• **Objective**
In the entries below, how many lines hold the string "Orgaanisesti"? Give only the number.

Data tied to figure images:
=-=-=

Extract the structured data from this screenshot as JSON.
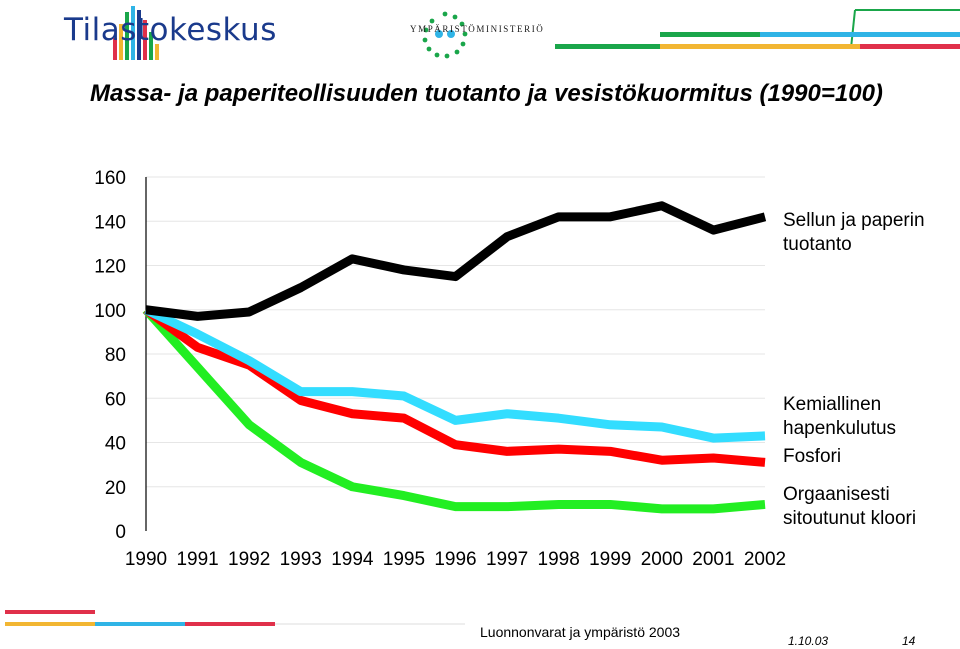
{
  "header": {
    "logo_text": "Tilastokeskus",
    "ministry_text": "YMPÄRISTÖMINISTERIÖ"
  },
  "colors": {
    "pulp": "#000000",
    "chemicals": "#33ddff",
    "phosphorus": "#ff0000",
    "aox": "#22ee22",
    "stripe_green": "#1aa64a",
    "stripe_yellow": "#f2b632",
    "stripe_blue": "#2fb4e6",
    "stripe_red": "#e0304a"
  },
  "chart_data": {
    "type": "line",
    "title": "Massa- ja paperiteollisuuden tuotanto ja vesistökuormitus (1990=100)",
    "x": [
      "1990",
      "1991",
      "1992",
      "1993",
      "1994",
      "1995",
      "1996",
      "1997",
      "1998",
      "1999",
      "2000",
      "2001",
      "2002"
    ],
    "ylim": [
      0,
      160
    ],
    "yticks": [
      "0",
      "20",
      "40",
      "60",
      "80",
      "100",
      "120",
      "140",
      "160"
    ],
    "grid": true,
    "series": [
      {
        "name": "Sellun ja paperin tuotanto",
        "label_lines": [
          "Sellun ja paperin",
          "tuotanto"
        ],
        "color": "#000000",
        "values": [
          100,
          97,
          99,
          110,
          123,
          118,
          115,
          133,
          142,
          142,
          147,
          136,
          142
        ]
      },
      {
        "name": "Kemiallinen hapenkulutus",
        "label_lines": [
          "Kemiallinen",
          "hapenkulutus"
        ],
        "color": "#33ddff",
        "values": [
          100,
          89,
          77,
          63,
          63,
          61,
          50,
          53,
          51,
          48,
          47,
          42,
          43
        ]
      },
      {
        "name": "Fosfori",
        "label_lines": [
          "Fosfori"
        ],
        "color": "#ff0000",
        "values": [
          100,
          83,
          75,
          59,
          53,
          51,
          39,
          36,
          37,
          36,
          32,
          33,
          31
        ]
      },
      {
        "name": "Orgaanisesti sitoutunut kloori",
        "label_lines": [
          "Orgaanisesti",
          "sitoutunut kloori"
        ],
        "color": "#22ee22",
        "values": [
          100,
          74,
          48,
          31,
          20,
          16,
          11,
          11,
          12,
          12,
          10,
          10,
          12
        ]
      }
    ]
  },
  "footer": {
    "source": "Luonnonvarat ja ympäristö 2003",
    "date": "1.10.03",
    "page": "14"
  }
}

=-=-=

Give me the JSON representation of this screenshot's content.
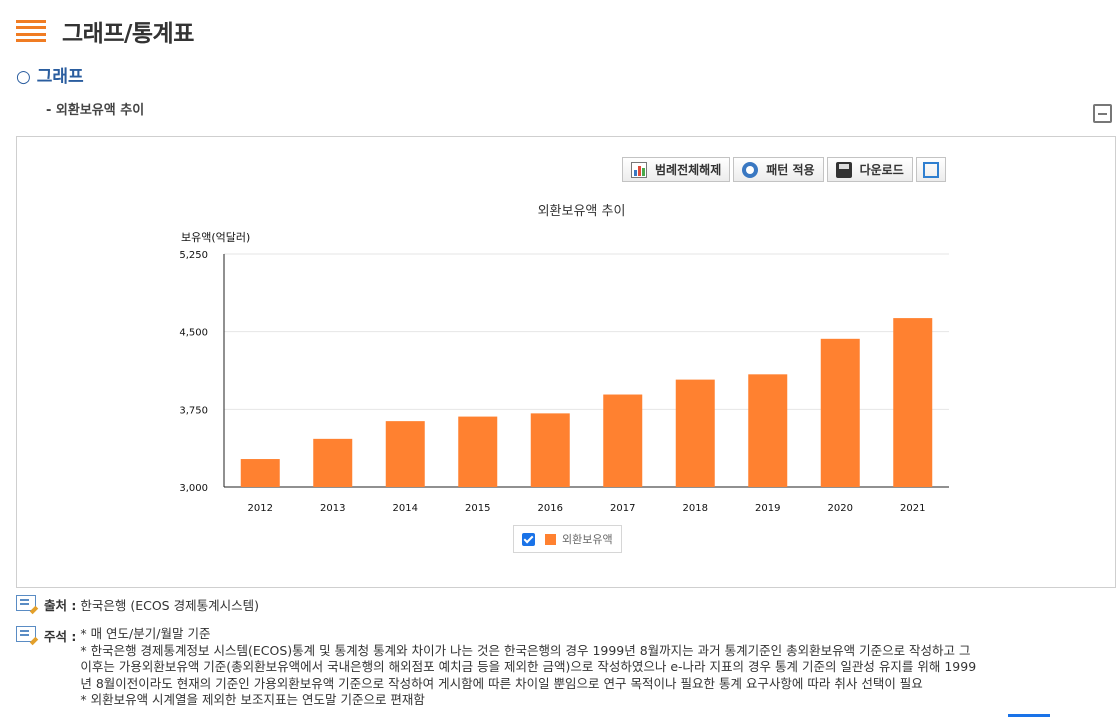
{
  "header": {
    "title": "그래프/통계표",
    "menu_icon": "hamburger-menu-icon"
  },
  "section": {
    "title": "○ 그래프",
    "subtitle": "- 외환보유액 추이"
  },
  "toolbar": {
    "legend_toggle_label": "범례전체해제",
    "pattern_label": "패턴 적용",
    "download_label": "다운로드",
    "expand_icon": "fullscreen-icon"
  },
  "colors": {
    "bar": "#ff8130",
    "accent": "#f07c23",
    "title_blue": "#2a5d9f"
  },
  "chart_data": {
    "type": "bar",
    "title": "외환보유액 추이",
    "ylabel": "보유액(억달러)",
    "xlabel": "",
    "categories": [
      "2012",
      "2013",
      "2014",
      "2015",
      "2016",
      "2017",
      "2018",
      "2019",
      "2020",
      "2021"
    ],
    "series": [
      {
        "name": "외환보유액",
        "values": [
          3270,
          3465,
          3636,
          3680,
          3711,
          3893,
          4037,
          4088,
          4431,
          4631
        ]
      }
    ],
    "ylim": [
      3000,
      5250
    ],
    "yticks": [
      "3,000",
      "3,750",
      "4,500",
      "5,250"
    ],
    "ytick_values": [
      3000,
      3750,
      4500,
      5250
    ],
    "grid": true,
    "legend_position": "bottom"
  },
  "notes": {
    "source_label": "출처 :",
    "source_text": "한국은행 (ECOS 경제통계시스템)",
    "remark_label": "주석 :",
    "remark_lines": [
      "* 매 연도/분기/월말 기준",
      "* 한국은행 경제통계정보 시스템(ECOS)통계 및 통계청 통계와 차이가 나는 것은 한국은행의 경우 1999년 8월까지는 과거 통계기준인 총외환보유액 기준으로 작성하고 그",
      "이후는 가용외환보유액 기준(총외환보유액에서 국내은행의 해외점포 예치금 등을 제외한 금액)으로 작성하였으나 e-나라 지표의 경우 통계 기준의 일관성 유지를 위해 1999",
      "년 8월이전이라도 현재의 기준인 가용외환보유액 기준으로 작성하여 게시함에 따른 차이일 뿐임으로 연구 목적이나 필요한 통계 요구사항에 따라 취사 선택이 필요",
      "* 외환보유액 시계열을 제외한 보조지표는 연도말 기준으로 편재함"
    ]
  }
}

=-=-=

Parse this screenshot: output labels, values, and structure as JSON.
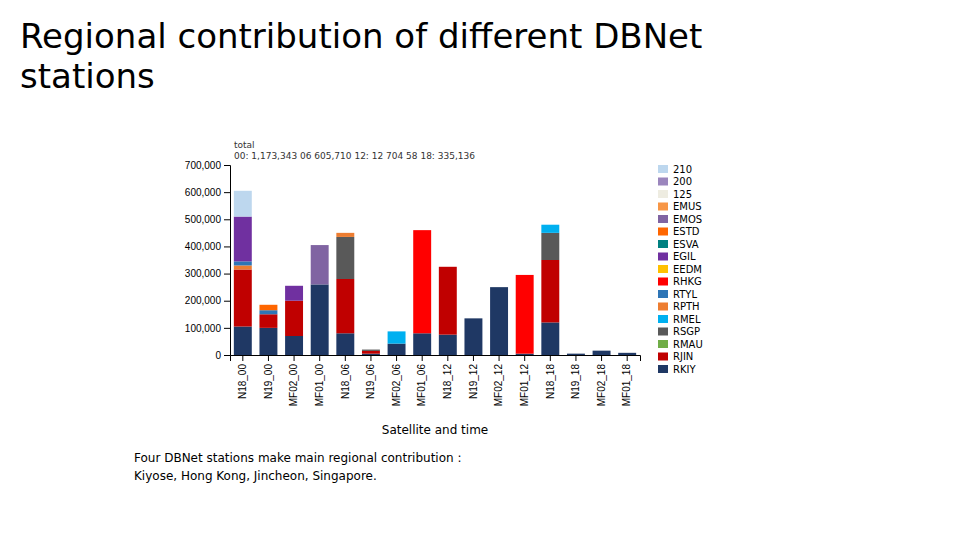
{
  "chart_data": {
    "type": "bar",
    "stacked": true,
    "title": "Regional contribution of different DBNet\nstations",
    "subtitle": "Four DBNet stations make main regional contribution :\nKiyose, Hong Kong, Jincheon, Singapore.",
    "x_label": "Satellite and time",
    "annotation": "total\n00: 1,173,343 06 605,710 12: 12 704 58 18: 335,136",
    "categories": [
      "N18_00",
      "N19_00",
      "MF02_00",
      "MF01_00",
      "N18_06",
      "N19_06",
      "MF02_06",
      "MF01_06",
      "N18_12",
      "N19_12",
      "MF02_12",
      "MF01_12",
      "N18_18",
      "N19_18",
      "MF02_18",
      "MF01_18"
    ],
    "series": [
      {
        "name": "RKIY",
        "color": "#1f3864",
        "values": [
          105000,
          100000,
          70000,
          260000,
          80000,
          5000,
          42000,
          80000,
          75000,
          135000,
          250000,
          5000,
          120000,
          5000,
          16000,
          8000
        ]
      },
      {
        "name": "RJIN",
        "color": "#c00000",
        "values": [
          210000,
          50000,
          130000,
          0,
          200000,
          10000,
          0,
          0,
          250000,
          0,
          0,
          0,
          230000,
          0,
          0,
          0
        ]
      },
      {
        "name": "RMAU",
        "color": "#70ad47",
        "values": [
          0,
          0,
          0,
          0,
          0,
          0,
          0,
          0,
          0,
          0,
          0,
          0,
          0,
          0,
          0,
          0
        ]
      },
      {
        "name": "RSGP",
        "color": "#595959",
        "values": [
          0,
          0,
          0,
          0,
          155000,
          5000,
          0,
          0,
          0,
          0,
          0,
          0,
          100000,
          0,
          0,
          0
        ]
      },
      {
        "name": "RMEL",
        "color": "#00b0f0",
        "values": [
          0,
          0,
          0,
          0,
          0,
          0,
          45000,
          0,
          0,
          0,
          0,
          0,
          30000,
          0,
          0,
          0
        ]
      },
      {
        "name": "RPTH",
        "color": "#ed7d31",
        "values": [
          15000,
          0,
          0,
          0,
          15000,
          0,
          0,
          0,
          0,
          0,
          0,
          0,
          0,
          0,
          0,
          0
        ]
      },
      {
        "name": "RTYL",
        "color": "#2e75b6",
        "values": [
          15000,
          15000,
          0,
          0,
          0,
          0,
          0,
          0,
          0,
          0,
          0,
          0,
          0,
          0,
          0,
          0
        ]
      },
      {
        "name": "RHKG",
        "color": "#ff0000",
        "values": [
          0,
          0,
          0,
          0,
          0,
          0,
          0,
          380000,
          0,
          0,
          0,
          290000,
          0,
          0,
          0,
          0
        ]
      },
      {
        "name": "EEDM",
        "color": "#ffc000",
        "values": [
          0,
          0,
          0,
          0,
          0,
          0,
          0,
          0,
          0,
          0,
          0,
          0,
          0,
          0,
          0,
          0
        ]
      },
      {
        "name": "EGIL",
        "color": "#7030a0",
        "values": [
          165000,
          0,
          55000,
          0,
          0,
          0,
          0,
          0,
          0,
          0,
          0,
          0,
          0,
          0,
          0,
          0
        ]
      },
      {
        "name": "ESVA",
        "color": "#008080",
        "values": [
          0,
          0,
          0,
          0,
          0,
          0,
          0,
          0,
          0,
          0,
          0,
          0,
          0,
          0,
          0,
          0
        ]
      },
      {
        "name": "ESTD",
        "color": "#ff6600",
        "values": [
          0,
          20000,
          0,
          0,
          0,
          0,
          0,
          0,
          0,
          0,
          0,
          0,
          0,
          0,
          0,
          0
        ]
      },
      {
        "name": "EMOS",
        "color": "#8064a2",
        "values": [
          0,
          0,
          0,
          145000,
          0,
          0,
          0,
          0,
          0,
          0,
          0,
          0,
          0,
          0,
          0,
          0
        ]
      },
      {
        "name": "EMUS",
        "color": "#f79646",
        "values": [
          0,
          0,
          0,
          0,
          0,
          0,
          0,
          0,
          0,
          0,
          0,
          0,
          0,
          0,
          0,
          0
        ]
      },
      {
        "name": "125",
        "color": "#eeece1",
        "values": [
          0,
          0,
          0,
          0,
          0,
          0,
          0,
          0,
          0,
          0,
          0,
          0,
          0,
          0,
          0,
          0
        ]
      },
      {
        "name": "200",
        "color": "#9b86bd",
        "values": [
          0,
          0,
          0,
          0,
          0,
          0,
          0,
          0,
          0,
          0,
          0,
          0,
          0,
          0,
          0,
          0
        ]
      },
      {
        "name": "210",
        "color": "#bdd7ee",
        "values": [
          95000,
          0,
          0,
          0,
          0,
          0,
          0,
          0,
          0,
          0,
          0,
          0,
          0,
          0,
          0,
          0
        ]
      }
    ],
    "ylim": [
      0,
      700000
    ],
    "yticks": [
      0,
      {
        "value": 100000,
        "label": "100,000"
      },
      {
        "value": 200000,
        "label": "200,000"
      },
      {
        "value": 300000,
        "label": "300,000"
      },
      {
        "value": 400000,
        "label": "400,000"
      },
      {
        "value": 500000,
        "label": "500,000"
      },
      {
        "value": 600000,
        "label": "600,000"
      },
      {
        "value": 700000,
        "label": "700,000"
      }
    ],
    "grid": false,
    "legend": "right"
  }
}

=-=-=

• **Complete response**
2